- WHAT TO DO:
Repeat the data below exactly, with every entry included.

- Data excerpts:

§ §

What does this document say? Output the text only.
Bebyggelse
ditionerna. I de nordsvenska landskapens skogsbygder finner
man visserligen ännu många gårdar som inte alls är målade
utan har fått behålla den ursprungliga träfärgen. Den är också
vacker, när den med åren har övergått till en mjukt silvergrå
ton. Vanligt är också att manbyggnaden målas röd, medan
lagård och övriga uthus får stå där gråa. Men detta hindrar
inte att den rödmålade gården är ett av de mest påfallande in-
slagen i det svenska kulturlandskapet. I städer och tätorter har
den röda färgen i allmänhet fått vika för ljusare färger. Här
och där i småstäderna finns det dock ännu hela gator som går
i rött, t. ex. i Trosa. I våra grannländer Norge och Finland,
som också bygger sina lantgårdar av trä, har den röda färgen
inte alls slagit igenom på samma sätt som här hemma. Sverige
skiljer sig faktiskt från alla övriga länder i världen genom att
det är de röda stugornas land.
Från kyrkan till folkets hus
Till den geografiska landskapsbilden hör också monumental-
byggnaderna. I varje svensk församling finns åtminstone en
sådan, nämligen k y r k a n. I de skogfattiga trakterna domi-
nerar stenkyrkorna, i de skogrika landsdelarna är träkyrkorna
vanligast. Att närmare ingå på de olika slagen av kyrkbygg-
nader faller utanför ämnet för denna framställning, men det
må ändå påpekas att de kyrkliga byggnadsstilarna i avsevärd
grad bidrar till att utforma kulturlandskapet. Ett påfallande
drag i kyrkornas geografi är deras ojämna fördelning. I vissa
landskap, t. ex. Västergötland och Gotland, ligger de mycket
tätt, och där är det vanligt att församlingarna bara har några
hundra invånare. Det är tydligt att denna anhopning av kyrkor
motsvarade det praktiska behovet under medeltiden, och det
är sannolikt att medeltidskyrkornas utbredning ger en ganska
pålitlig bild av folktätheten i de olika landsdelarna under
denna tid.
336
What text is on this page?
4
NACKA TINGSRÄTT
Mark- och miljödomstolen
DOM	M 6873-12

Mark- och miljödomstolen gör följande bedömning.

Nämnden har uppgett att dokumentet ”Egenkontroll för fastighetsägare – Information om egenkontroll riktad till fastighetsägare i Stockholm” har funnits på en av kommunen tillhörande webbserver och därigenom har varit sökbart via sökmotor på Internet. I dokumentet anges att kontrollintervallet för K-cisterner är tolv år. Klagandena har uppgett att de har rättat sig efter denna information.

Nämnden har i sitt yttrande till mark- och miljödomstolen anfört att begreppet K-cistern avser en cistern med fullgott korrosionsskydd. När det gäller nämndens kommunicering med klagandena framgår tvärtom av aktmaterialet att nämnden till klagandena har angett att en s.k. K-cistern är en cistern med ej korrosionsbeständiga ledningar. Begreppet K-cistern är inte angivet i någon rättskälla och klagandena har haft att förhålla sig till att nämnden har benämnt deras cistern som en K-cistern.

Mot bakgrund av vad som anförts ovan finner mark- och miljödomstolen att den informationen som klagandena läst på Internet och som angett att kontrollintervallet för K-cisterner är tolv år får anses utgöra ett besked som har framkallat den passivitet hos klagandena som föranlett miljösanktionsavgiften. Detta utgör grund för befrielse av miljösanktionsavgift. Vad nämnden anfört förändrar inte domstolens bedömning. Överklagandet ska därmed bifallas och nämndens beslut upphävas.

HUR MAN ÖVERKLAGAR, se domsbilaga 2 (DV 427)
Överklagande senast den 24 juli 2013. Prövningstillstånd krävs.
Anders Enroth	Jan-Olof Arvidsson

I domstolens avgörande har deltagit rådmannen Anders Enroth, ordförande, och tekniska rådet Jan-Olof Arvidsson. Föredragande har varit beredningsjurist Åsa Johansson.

§ §

- SOLUTION FOR THIS PROBLEM:
What does this document say? Output the text only.
Bebyggelse
ditionerna. I de nordsvenska landskapens skogsbygder finner
man visserligen ännu många gårdar som inte alls är målade
utan har fått behålla den ursprungliga träfärgen. Den är också
vacker, när den med åren har övergått till en mjukt silvergrå
ton. Vanligt är också att manbyggnaden målas röd, medan
lagård och övriga uthus får stå där gråa. Men detta hindrar
inte att den rödmålade gården är ett av de mest påfallande in-
slagen i det svenska kulturlandskapet. I städer och tätorter har
den röda färgen i allmänhet fått vika för ljusare färger. Här
och där i småstäderna finns det dock ännu hela gator som går
i rött, t. ex. i Trosa. I våra grannländer Norge och Finland,
som också bygger sina lantgårdar av trä, har den röda färgen
inte alls slagit igenom på samma sätt som här hemma. Sverige
skiljer sig faktiskt från alla övriga länder i världen genom att
det är de röda stugornas land.
Från kyrkan till folkets hus
Till den geografiska landskapsbilden hör också monumental-
byggnaderna. I varje svensk församling finns åtminstone en
sådan, nämligen k y r k a n. I de skogfattiga trakterna domi-
nerar stenkyrkorna, i de skogrika landsdelarna är träkyrkorna
vanligast. Att närmare ingå på de olika slagen av kyrkbygg-
nader faller utanför ämnet för denna framställning, men det
må ändå påpekas att de kyrkliga byggnadsstilarna i avsevärd
grad bidrar till att utforma kulturlandskapet. Ett påfallande
drag i kyrkornas geografi är deras ojämna fördelning. I vissa
landskap, t. ex. Västergötland och Gotland, ligger de mycket
tätt, och där är det vanligt att församlingarna bara har några
hundra invånare. Det är tydligt att denna anhopning av kyrkor
motsvarade det praktiska behovet under medeltiden, och det
är sannolikt att medeltidskyrkornas utbredning ger en ganska
pålitlig bild av folktätheten i de olika landsdelarna under
denna tid.
336
What text is on this page?
4
NACKA TINGSRÄTT
Mark- och miljödomstolen
DOM	M 6873-12

Mark- och miljödomstolen gör följande bedömning.

Nämnden har uppgett att dokumentet ”Egenkontroll för fastighetsägare – Information om egenkontroll riktad till fastighetsägare i Stockholm” har funnits på en av kommunen tillhörande webbserver och därigenom har varit sökbart via sökmotor på Internet. I dokumentet anges att kontrollintervallet för K-cisterner är tolv år. Klagandena har uppgett att de har rättat sig efter denna information.

Nämnden har i sitt yttrande till mark- och miljödomstolen anfört att begreppet K-cistern avser en cistern med fullgott korrosionsskydd. När det gäller nämndens kommunicering med klagandena framgår tvärtom av aktmaterialet att nämnden till klagandena har angett att en s.k. K-cistern är en cistern med ej korrosionsbeständiga ledningar. Begreppet K-cistern är inte angivet i någon rättskälla och klagandena har haft att förhålla sig till att nämnden har benämnt deras cistern som en K-cistern.

Mot bakgrund av vad som anförts ovan finner mark- och miljödomstolen att den informationen som klagandena läst på Internet och som angett att kontrollintervallet för K-cisterner är tolv år får anses utgöra ett besked som har framkallat den passivitet hos klagandena som föranlett miljösanktionsavgiften. Detta utgör grund för befrielse av miljösanktionsavgift. Vad nämnden anfört förändrar inte domstolens bedömning. Överklagandet ska därmed bifallas och nämndens beslut upphävas.

HUR MAN ÖVERKLAGAR, se domsbilaga 2 (DV 427)
Överklagande senast den 24 juli 2013. Prövningstillstånd krävs.
Anders Enroth	Jan-Olof Arvidsson

I domstolens avgörande har deltagit rådmannen Anders Enroth, ordförande, och tekniska rådet Jan-Olof Arvidsson. Föredragande har varit beredningsjurist Åsa Johansson.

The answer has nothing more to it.